Of the lines in this material, how many contain "JSON"? Answer with a single number only.

INPUT
>> begin

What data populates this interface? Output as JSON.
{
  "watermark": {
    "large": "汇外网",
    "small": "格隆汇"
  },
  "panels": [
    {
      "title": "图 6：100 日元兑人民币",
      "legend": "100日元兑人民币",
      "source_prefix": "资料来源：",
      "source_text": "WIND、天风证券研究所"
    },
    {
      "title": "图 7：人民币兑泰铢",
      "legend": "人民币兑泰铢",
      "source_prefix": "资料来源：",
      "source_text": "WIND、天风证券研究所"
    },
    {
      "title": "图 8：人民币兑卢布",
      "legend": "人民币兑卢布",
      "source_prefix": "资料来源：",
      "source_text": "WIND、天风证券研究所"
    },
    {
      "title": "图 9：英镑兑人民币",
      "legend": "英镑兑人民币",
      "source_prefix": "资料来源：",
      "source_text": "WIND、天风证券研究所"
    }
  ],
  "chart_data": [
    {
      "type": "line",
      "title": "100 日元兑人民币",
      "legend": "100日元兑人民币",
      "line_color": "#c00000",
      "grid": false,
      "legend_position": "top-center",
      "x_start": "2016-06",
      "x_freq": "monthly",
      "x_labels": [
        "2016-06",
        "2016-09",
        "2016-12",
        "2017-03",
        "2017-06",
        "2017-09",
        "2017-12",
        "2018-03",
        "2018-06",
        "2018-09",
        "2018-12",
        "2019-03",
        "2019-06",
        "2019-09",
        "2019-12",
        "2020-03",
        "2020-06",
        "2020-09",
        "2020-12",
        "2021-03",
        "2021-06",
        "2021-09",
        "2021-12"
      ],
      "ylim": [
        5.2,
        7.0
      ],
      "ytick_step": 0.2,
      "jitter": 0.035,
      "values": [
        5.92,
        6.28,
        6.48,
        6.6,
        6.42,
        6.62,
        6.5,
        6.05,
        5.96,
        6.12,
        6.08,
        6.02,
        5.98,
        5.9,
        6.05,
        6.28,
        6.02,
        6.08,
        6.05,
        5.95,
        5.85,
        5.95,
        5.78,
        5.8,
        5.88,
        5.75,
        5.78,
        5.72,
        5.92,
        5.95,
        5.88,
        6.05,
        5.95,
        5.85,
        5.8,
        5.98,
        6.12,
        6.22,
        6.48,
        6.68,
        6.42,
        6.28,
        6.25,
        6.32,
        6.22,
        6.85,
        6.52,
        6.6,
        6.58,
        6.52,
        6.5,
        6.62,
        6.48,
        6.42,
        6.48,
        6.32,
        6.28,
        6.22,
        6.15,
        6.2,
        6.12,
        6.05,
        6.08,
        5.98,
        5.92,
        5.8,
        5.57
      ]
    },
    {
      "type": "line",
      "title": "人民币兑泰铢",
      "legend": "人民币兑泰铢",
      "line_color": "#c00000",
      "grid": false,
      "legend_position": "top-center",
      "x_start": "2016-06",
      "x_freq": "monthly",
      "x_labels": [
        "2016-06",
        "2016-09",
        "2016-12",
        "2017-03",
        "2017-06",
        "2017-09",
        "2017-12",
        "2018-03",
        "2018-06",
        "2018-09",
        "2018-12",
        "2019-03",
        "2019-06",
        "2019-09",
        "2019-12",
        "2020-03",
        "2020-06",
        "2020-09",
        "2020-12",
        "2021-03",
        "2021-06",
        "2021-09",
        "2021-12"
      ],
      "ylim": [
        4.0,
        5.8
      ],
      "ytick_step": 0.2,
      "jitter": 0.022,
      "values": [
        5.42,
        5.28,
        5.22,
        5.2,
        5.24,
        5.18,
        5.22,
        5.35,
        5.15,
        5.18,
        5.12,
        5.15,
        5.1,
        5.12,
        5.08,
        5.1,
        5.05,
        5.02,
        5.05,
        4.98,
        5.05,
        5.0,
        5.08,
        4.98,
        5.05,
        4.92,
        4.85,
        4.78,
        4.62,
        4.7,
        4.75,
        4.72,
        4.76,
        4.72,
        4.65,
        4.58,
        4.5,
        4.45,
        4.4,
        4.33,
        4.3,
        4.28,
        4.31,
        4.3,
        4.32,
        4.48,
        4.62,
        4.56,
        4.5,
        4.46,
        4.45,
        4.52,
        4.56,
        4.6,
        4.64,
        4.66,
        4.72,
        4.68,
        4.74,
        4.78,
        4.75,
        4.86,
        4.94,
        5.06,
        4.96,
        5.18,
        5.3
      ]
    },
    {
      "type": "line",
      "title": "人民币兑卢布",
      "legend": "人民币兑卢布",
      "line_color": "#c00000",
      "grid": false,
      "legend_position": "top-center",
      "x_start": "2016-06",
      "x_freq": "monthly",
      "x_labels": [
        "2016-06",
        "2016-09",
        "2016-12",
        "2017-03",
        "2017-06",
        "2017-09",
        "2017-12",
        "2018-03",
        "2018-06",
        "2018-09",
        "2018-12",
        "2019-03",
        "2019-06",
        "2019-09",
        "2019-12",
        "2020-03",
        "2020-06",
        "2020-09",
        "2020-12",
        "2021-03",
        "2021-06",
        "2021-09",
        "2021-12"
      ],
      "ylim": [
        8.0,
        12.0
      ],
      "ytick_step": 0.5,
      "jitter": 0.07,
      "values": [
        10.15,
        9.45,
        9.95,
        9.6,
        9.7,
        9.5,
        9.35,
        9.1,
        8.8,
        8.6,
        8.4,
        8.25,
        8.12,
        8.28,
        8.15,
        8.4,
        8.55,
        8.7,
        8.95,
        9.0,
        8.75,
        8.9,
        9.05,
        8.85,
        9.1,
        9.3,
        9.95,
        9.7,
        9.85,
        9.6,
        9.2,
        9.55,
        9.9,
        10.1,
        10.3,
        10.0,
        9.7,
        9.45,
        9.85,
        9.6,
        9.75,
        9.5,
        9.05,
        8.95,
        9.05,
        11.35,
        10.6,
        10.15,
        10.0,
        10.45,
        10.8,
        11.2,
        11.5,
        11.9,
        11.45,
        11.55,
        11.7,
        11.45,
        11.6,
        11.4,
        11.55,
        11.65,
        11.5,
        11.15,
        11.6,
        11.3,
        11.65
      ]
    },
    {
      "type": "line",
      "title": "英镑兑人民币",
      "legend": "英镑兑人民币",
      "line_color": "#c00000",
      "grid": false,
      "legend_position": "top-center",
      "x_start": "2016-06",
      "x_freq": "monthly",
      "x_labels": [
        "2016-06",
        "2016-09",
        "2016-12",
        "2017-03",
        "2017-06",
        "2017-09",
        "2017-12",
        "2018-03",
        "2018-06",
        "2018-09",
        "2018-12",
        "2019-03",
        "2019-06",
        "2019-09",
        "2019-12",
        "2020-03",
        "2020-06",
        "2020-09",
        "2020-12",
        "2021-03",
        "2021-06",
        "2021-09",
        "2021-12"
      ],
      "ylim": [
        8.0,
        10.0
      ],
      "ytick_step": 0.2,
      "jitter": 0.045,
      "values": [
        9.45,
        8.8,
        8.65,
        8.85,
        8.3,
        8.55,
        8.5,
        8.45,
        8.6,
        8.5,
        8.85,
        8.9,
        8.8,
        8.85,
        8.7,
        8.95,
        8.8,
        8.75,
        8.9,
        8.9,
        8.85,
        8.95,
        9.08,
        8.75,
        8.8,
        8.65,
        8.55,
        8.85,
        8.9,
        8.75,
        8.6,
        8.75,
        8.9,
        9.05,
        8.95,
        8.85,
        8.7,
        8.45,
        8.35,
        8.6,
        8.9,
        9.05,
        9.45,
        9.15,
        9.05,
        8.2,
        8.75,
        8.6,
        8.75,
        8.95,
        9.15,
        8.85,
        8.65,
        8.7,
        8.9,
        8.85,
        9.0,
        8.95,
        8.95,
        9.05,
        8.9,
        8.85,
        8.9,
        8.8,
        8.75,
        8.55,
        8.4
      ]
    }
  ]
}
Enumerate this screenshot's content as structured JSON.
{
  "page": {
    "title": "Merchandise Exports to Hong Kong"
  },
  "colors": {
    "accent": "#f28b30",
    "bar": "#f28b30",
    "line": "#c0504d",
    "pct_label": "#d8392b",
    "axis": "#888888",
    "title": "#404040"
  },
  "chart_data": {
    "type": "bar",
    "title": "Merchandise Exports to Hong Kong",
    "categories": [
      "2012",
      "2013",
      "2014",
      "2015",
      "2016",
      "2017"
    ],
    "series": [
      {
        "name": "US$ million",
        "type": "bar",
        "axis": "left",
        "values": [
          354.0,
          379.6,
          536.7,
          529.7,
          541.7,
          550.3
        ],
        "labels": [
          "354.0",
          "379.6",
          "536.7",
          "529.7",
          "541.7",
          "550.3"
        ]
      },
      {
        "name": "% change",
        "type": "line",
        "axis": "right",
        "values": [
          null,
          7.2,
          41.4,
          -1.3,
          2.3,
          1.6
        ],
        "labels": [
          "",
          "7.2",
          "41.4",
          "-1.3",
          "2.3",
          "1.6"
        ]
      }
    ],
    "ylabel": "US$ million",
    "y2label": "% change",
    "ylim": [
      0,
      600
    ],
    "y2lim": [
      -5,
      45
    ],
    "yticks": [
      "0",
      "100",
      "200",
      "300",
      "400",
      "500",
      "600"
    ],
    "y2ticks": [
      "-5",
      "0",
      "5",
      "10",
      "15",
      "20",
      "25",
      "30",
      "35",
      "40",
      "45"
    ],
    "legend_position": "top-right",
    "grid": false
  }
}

>> end

OUTPUT
2